▶ **Given passage**
===

Mississippi Marine Brigade

(Iowa men in the United States Navy, either directly enlisted or detailed form the Iowa regiments to which they belonged, for service in "The Mississippi Marine Brigade.")

The archives of the office of the Adjutant General of Iowa contain but scant material from which to compile the record of her sons who were -- either directly or indirectly -- connected with the naval branch of the service, during the great War of the Rebellion.   The compiler has, therefore, had recourse to such sources of information as were obtainable, to show the part taken by Iowa men in the brilliant achievements of the United States Navy.

The following brief extracts are made from a carefully prepared paper, read before the "Crocker's Iowa Brigade Association" at Waterloo, Iowa, September 14, 1904:   (Note: Ensign William H. Michael (the author of the paper referred to) had first entered the service -- as a youth of eighteen years -- in Company B, Eleventh Iowa Infantry, on Oct. 1, 1861.  The records show that he was discharged for disability Sept. 29, 1862, and, that before the expiration of that year, he had enlisted in the U.S. Navy, in which he served to the close of the war.  He was promoted to Masters Mate on May 11, 1863, and was again promoted to Ensign (in 1864), for gallantry in the engagement off Clarendon, on White River, Ark.)

===

▶ **Job A**
Rewrite the paragraph of the Mississippi Marine Brigade passage that begins "The archives of the office" more briefly, keeping its main facts.

▶ **Data for the task**
===

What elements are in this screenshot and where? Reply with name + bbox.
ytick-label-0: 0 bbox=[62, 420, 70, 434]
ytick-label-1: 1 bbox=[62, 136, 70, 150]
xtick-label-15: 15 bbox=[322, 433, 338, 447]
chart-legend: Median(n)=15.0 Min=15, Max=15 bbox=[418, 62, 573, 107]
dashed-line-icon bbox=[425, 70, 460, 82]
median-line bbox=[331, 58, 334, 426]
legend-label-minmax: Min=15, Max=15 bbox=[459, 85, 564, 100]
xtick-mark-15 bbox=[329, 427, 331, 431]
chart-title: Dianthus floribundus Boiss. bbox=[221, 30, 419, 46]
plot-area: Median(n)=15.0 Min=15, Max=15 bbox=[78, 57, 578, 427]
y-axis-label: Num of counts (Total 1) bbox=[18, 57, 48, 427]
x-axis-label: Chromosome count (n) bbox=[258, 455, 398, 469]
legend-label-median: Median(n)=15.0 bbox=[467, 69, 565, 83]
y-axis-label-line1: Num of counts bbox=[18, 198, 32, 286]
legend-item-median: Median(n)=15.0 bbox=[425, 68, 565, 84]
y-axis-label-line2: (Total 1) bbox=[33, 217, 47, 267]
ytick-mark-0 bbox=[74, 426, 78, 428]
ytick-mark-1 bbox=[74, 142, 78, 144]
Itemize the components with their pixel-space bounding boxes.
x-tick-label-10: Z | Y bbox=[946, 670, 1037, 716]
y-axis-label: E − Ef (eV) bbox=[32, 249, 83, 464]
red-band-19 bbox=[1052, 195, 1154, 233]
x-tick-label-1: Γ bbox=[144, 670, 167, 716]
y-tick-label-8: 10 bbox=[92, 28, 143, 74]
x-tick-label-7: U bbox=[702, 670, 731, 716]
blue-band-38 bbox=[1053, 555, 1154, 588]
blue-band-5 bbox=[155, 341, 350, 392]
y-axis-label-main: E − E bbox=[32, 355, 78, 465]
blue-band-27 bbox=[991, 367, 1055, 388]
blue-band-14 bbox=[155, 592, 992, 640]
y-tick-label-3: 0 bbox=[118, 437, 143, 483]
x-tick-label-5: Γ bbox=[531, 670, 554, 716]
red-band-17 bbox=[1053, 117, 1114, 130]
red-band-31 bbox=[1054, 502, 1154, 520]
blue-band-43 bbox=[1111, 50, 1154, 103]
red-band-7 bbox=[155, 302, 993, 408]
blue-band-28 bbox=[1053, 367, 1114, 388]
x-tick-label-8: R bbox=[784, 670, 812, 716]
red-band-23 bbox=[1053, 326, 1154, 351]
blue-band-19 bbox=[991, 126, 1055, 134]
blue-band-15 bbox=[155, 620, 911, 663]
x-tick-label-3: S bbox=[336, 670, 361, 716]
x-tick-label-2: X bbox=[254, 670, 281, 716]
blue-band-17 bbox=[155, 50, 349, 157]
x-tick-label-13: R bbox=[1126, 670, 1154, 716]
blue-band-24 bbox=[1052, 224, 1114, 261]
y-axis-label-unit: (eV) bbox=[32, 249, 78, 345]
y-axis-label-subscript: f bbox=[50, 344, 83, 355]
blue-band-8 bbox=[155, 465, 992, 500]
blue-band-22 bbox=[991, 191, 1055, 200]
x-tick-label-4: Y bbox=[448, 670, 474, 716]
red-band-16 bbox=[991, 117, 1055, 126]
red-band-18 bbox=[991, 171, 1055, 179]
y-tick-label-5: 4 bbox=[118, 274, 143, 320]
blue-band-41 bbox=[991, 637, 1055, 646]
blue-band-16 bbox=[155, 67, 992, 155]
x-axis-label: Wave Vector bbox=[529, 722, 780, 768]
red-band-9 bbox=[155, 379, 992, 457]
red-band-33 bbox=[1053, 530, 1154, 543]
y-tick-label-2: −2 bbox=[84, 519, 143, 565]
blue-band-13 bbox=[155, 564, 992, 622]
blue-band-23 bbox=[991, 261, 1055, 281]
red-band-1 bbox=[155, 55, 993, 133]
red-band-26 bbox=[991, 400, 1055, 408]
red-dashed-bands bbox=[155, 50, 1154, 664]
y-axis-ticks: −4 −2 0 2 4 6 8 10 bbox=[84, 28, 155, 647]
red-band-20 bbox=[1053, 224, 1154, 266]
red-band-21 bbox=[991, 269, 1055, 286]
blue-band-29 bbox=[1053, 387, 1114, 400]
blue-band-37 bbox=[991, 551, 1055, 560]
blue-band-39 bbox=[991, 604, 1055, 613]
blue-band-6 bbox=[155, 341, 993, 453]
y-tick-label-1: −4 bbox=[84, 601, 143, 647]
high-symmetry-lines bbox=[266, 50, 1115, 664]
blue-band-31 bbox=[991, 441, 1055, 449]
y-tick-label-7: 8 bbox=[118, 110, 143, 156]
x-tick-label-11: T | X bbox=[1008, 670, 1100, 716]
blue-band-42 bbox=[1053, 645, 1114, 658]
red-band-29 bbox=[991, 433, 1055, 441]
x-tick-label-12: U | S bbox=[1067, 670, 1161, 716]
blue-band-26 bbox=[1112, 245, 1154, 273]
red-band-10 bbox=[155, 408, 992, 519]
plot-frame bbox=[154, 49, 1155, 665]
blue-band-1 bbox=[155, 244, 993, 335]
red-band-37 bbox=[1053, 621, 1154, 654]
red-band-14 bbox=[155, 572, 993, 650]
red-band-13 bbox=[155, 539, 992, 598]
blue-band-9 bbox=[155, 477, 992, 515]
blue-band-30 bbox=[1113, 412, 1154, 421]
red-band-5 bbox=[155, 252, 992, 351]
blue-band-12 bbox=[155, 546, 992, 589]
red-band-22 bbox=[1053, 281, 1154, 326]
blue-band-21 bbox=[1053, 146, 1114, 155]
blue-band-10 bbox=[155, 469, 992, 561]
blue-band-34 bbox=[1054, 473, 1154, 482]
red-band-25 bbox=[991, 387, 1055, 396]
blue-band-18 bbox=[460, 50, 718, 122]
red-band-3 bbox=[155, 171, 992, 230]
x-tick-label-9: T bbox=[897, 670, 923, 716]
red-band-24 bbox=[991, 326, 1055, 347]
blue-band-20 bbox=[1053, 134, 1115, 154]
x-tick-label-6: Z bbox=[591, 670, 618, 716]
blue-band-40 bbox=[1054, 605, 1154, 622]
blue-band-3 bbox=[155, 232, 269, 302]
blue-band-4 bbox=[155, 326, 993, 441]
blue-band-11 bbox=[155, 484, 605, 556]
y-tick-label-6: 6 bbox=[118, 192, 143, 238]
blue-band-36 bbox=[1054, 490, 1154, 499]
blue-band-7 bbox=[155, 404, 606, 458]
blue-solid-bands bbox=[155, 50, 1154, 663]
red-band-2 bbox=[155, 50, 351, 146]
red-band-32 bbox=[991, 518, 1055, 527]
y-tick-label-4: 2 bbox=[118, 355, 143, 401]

===

▶ **Job B**
Output the listing as a Markdown table with the columns Row and Line, one numbered row per line and blank lines omitted. Start with the listing's first line and continue through the line containing "plot-area: Median(n)=15.0 Min=15, Max=15".

▶ **Full response A**
The Iowa Adjutant General's archives hold little material on Iowa men who served, directly or indirectly, in the naval branch during the War of the Rebellion. The compiler therefore drew on whatever other sources could be obtained to show their part in the U.S. Navy's achievements.

▶ **Full response B**
| Row | Line |
|---|---|
| 1 | What elements are in this screenshot and where? Reply with name + bbox. |
| 2 | ytick-label-0: 0 bbox=[62, 420, 70, 434] |
| 3 | ytick-label-1: 1 bbox=[62, 136, 70, 150] |
| 4 | xtick-label-15: 15 bbox=[322, 433, 338, 447] |
| 5 | chart-legend: Median(n)=15.0 Min=15, Max=15 bbox=[418, 62, 573, 107] |
| 6 | dashed-line-icon bbox=[425, 70, 460, 82] |
| 7 | median-line bbox=[331, 58, 334, 426] |
| 8 | legend-label-minmax: Min=15, Max=15 bbox=[459, 85, 564, 100] |
| 9 | xtick-mark-15 bbox=[329, 427, 331, 431] |
| 10 | chart-title: Dianthus floribundus Boiss. bbox=[221, 30, 419, 46] |
| 11 | plot-area: Median(n)=15.0 Min=15, Max=15 bbox=[78, 57, 578, 427] |